> **Soal Tertulis A**:
Jawablah pertanyaan berikut berdasarkan teks tentang Empat Kebenaran Mulia.
(i) Dari mana kita perlu memulai latihan?
(ii) Sifat apa yang harus dikurangi dengan bekerja keras?
(iii) Melalui cara apa teori dibuat familiar dalam batin?
> **Soal Tertulis B**: Terjemahkan kalimat dari teks tentang Empat Kebenaran Mulia ini ke dalam bahasa Inggris: "Pertama-tama kita harus mulai mengurangi cara pandang yang hanya mencurahkan pada semua urusan kehidupan ini saja, kemudian kita juga harus berkerja keras untuk mengurangi sifat mementingkan diri sendiri yang berlebihan, kita perlu memperluas wawasan berpikir menjadi mementingkan kebaikan orang lain terlebih dahulu, dengan niat beginilah kita mulai berlatih."

> **Teks Ditampilkan**:
========
Empat Kebenaran Mulia
 Bagian 1
 
 
 
 
 Mulailah dari batin-mu
 Latihan kita banyak berhubungan dengan batin, oleh karena itu kita perlu 
memulai dari batin kita terlebih dahulu, menjadikan batin kita lebih damai, 
terkendalikan; apabila kita mampu menyematkan ajaran Buddha dalam batin kita 
maka, latihan kita baru bisa bermanfaat, jika tidak maka, latihan akan sulit 
bagi memberi manfaat.
 
 
 Pertama-tama kita harus mulai mengurangi cara pandang yang hanya mencurahkan 
pada semua urusan kehidupan ini saja, kemudian kita juga harus berkerja keras 
untuk mengurangi sifat mementingkan diri sendiri yang berlebihan, kita perlu 
memperluas wawasan berpikir menjadi mementingkan kebaikan orang lain terlebih 
dahulu, dengan niat beginilah kita mulai berlatih.
 
 
 Sikap positif seperti inilah yang perlu kita bawa setiap kali kita datang pada 
sebuah ceramah dharma atau ketika kita akan mulai berlatih maupun berbuat 
kebajikan, mendengarkan dharma, merenung berkali-kali, kemudian mencoba untuk 
mengintegrasikan teori itu dengan cara membuat teori-teori itu familiar dalam 
batin kita melalui cara meditasi yang akhirnya akan menjadi sebuah tindakan 
spontan.
========
> **Cuplikan Data**:
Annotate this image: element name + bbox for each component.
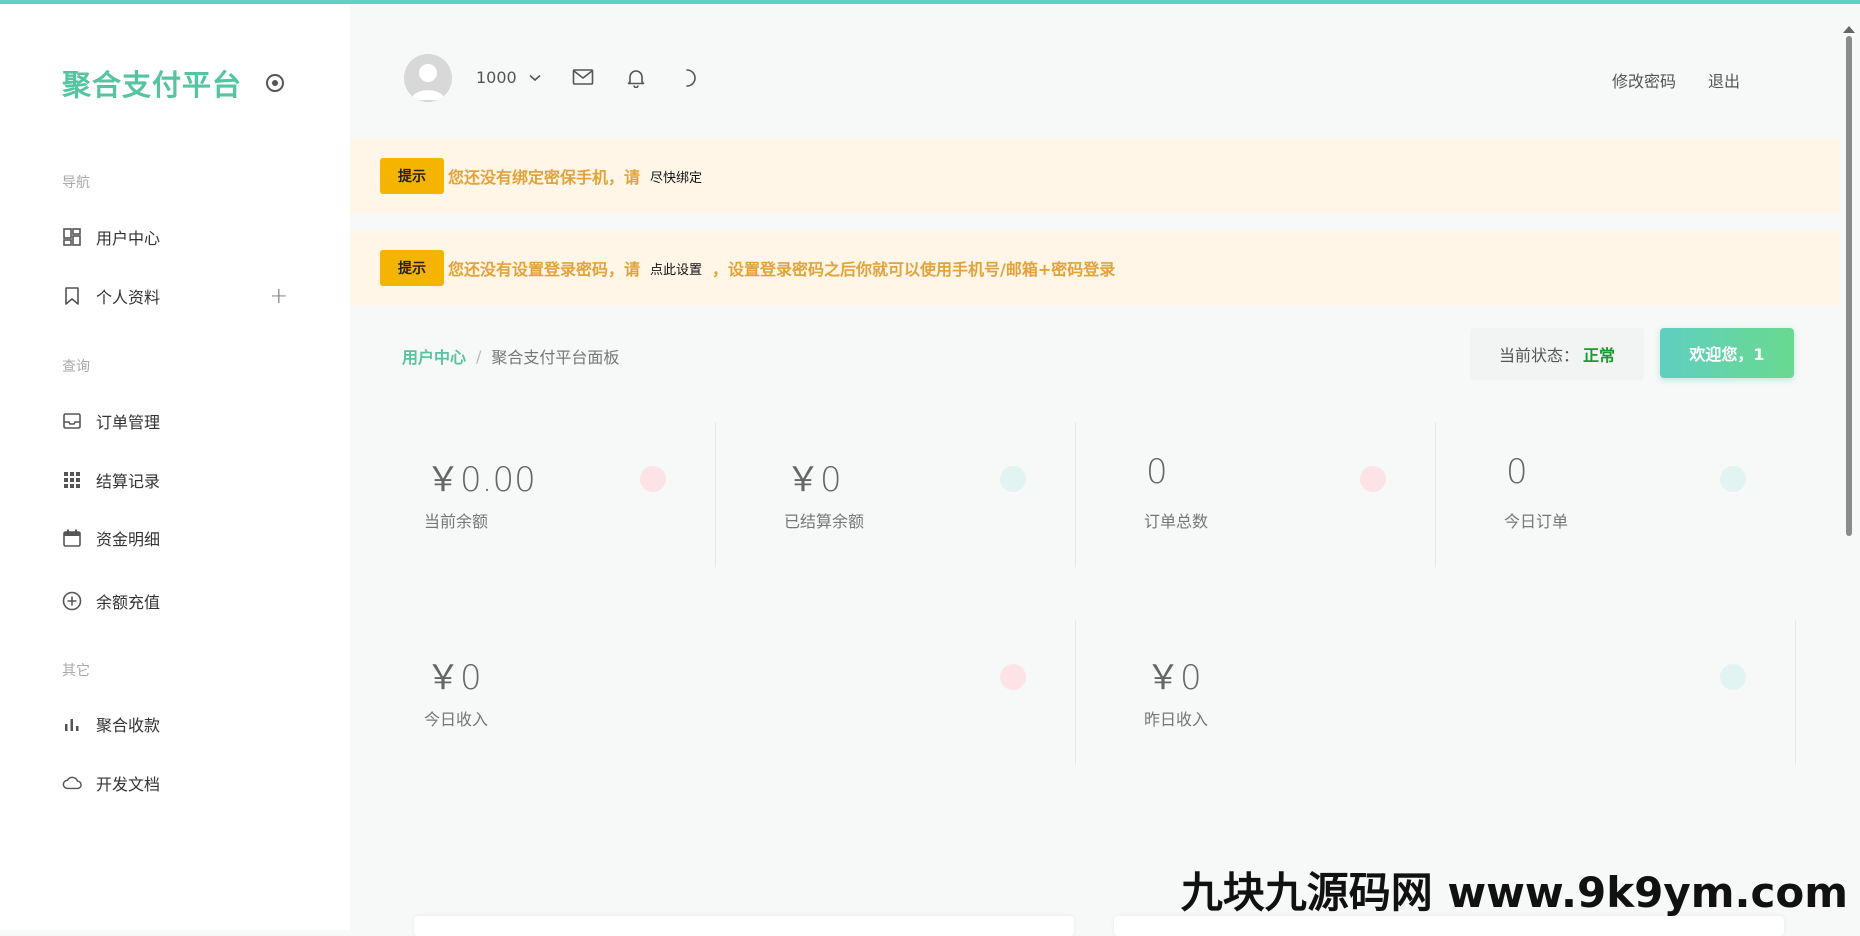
========
> **Jawaban Soal A**:
(i) Dari batin kita sendiri.
(ii) Sifat mementingkan diri sendiri yang berlebihan.
(iii) Melalui cara meditasi.

> **Jawaban Soal B**: First of all, we must begin to reduce the outlook that is devoted only to the affairs of this life; then we must also work hard to reduce excessive self-centeredness, and we need to broaden our thinking so that we put the good of others first; it is with this intention that we begin to practice.